4 Mitos tentang Belajar Bilingual

 



 

Beberapa keluarga tumbuh dengan anak-anak bilingual. Mereka fasih berkomunikasi dengan bahasa Ibunya dan tidak gagap menggunakan bahasa kedua.
 
Ya, membesarkan anak dengan dua bahasa sebetulnya punya banyak manfaat. Selain manfaat di bidang pergaulan sosial, anak-anak bilingual juga diketahui memiliki fugsi kognitif yang lebih baik.
 
Namun, banyak orang tua yang khawatir untuk mengajarkan anaknya bahasa kedua segera sejak masih balita. Hal ini dikarenakan banyaknya informasi dan mitos yang menyebutkan bahwa mengajarkan dua bahasa punya dampak yang tidak baik. Beberapa masalah yang sering disebut berkaitan dengan bilingualisme adalah kebingungan anak-anak dan keterlambatan bicara. Benarkah demikian?
 
Berikut fakta berdasarkan pendapat para pakar:
 
Mitos 1:   “Anak-anak yang diajarkan dua bahasa akan kebingungan dan bahasanya malah campur aduk.”
FaktanyaDr. Erika Hoff, Ph.D., pengajar psikologi perkembangan sekaligus pakar bahasa serta bilingualisme di Florida Atlantic University, Florida, AS, mengatakan bahwa anak-anak yang belajar dua bahasa akan mencampuradukkan bahasa yang mereka ketahui. “Tetapi, itu tidak menunjukkan kebingungan. Itu justru pertanda kemampuan bahasa,” ujarnya.
                     
Di samping itu, menurut Barbara Zurer Pearson, penulis buku Raising a Bilingual Child mengatakan bahwa “mencampuradukkan bahasa” ini terjadi juga karena faktor lingkungan. Pearson mengatakan, “Mengharapkan anak Anda untuk tidak melakukannya sementara ia tinggal di dalam lingkungan di mana mencampuradukkan bahasa adalah hal yang umum, adalah hal yang tidak realistis.” Menurutnya, anak-anak mencontoh apa yang mereka lihat dan dengar.
                                    
Mitos 2: “Katanya belajar bahasa kedua sejak kecil akan lebih memudahkan. Tapi kosakatanya, kok, sedikit?”
■ ■ ■ ■ ■ ■ ■
## Yang Akan Dikerjakan
Dalam artikel tentang mitos belajar bilingual, apa judul buku yang ditulis Barbara Zurer Pearson? Daftar di bawah ini adalah bahan tersendiri yang terpisah dari artikel di atas.

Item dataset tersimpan
■ ■ ■ ■ ■ ■ ■
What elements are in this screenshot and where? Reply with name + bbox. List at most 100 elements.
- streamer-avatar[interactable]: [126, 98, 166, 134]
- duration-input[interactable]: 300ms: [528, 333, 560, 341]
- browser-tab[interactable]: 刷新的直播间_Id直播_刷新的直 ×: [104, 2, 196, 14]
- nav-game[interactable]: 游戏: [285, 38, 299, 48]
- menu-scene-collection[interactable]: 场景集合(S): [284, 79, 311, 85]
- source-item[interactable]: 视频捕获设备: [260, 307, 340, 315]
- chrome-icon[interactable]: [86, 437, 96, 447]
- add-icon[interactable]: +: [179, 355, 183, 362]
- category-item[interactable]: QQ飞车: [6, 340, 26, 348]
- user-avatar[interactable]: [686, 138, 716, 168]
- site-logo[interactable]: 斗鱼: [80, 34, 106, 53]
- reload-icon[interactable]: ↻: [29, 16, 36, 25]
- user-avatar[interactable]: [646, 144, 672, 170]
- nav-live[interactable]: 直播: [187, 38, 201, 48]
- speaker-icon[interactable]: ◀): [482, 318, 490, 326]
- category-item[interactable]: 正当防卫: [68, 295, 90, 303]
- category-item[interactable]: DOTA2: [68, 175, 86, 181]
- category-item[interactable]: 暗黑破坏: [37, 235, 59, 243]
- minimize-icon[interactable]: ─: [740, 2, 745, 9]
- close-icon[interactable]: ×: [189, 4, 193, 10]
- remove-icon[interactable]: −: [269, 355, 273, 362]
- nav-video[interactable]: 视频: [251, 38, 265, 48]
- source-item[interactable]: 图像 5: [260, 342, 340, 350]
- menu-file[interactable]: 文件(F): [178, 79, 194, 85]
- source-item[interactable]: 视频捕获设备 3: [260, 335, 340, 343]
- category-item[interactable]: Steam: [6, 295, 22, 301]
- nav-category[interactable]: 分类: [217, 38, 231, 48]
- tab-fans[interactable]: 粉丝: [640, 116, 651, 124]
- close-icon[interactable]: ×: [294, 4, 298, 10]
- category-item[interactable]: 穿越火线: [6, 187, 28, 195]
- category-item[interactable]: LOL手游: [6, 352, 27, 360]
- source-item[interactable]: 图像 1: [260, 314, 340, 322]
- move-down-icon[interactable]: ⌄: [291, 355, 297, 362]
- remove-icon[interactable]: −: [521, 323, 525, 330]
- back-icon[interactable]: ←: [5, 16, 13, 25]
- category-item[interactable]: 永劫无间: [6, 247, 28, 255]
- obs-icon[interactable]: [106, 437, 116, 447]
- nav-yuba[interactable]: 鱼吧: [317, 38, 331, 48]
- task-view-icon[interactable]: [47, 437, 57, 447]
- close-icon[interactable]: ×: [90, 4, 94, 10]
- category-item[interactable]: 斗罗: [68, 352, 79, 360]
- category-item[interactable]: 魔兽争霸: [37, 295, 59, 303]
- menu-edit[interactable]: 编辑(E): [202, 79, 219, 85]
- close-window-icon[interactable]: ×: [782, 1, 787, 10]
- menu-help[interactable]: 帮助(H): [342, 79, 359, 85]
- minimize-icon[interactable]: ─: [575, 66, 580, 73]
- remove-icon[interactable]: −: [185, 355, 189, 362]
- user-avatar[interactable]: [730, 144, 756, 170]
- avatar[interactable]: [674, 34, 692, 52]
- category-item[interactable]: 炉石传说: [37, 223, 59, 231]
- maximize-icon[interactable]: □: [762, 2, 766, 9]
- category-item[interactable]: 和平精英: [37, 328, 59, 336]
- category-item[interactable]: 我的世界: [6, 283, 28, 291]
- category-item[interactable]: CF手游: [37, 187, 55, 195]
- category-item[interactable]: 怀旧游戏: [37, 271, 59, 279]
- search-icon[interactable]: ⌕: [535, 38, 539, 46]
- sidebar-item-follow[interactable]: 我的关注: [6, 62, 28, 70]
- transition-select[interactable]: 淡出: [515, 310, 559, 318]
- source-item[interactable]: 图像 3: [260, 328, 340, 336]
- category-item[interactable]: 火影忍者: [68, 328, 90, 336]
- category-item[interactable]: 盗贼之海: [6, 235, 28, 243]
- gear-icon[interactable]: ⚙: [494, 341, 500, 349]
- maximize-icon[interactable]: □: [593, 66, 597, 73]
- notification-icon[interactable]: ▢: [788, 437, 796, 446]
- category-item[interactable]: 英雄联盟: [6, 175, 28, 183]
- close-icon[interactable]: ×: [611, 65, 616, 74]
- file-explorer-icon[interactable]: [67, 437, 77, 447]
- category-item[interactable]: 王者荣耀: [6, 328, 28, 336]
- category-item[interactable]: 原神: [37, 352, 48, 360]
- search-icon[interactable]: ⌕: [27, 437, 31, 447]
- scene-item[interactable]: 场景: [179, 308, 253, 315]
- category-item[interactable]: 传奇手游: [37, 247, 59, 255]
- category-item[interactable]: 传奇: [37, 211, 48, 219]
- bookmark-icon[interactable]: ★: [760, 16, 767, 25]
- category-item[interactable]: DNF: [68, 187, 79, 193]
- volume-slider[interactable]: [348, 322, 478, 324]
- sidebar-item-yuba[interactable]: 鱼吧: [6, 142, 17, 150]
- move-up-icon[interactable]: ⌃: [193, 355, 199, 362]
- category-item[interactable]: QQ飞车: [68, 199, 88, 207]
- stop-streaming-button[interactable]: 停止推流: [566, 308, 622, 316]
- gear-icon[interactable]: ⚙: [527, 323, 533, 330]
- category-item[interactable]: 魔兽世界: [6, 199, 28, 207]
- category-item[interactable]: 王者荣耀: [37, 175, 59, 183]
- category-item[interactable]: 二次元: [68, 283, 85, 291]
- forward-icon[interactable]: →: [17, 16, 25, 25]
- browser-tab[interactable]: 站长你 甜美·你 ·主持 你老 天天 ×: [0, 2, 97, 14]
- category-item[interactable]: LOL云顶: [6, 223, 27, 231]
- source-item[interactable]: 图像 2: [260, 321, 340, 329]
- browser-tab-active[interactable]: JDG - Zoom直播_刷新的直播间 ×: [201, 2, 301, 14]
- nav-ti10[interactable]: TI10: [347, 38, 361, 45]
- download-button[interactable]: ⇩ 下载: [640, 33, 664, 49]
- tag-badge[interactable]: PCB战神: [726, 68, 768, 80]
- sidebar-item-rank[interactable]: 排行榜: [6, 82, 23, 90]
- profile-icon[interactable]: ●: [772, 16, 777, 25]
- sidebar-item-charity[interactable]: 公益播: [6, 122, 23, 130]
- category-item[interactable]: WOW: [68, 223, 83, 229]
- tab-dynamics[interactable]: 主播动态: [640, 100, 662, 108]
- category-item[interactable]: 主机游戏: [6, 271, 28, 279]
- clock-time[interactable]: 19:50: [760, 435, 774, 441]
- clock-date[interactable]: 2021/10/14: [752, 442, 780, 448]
■ ■ ■ ■ ■ ■ ■
## Hasil Tugas
Raising a Bilingual Child